Structured figure records:
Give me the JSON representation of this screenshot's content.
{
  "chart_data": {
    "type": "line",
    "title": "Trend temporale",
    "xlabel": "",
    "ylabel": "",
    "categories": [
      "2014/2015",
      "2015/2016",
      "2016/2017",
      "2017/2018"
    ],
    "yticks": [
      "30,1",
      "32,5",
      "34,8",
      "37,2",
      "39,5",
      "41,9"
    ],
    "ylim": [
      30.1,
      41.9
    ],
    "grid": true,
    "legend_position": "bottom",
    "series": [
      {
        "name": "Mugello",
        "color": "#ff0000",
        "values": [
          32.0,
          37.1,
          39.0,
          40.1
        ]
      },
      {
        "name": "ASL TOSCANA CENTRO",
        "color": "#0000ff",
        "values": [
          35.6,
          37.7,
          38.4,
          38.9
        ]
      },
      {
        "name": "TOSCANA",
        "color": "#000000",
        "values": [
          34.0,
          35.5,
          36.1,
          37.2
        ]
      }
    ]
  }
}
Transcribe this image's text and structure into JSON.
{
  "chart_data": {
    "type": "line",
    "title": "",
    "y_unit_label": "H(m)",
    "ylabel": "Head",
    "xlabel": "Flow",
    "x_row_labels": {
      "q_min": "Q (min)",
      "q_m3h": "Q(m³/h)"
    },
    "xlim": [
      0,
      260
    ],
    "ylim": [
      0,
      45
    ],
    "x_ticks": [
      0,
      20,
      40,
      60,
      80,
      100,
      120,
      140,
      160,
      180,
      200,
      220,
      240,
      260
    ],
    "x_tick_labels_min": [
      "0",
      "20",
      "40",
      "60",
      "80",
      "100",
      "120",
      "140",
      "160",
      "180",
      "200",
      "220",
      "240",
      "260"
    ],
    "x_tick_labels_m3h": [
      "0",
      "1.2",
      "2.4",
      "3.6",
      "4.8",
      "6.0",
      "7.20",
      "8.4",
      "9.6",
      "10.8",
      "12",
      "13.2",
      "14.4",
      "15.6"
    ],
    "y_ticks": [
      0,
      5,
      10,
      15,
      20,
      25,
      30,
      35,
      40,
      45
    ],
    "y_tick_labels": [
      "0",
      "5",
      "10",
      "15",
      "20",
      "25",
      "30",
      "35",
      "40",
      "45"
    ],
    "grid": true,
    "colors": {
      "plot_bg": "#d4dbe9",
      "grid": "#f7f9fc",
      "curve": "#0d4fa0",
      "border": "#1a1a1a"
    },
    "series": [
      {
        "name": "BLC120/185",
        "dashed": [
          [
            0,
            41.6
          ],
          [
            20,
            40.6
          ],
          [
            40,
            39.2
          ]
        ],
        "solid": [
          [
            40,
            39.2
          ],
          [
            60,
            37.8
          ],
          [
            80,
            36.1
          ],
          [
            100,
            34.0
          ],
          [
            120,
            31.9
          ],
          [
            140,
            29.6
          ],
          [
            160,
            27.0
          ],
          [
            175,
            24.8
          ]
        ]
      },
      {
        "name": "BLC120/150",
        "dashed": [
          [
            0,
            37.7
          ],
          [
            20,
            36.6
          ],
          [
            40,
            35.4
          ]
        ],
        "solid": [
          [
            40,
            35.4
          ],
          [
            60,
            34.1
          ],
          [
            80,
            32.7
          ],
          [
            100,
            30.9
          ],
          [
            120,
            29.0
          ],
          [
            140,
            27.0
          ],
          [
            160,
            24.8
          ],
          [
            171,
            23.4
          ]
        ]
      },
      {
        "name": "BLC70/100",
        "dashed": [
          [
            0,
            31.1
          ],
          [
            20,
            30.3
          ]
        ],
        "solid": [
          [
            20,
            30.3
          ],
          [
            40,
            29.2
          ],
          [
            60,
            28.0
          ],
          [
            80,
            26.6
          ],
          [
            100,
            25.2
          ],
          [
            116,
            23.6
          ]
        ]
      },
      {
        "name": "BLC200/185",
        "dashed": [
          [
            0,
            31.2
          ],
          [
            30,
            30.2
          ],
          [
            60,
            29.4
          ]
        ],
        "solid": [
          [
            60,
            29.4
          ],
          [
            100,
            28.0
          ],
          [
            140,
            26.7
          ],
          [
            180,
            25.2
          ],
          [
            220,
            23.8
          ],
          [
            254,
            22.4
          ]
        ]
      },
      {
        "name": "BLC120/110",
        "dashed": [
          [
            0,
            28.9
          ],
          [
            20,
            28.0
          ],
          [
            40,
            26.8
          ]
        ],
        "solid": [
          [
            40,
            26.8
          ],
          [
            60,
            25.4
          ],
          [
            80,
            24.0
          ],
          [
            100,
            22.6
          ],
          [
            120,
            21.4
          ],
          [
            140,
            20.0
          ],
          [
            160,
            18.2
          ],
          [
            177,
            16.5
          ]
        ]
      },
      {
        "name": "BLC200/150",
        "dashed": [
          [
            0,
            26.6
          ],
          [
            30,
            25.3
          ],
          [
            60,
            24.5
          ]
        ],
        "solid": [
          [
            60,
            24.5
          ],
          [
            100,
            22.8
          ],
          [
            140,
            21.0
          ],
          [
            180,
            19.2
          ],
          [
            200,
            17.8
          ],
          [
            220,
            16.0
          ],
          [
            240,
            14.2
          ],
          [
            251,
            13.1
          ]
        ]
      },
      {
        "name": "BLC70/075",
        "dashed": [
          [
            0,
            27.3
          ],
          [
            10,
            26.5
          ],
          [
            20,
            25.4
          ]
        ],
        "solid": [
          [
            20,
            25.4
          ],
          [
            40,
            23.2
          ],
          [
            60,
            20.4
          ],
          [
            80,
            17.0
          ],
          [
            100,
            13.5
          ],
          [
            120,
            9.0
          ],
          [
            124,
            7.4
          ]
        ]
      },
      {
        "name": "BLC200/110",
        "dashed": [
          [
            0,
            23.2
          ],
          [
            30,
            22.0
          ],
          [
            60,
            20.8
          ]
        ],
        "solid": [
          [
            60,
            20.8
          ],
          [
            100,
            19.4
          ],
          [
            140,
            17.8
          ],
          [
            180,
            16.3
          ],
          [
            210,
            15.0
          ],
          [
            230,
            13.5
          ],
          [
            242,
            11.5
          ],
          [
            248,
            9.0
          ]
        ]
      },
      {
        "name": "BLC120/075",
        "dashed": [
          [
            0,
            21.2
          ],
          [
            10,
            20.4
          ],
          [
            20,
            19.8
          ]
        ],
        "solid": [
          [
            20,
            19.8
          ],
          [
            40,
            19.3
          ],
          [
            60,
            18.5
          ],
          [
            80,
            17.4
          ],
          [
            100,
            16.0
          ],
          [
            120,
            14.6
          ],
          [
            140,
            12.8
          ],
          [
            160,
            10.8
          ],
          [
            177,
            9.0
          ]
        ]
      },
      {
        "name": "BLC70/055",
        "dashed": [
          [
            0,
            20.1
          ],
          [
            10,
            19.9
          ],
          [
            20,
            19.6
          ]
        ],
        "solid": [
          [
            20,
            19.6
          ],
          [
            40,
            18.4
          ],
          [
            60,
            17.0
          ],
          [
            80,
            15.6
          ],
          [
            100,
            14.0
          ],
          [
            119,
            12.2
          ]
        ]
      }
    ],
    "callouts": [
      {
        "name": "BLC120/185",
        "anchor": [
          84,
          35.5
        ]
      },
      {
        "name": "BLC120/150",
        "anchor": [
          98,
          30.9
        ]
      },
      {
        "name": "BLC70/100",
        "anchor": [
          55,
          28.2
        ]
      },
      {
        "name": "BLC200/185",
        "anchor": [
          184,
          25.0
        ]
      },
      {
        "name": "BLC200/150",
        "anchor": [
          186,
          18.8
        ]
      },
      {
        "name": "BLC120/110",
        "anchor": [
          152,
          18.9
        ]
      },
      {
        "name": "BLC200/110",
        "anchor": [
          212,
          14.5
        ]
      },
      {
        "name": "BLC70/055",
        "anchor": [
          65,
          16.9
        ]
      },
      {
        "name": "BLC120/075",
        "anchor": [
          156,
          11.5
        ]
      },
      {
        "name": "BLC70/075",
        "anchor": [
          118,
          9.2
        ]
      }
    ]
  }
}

* _INSTRUCTION_: Check each line above for the word "TOSCANA" and copy the ones that have it.

* _SOLUTION TO THE EXERCISE_:
        "name": "ASL TOSCANA CENTRO",
        "name": "TOSCANA",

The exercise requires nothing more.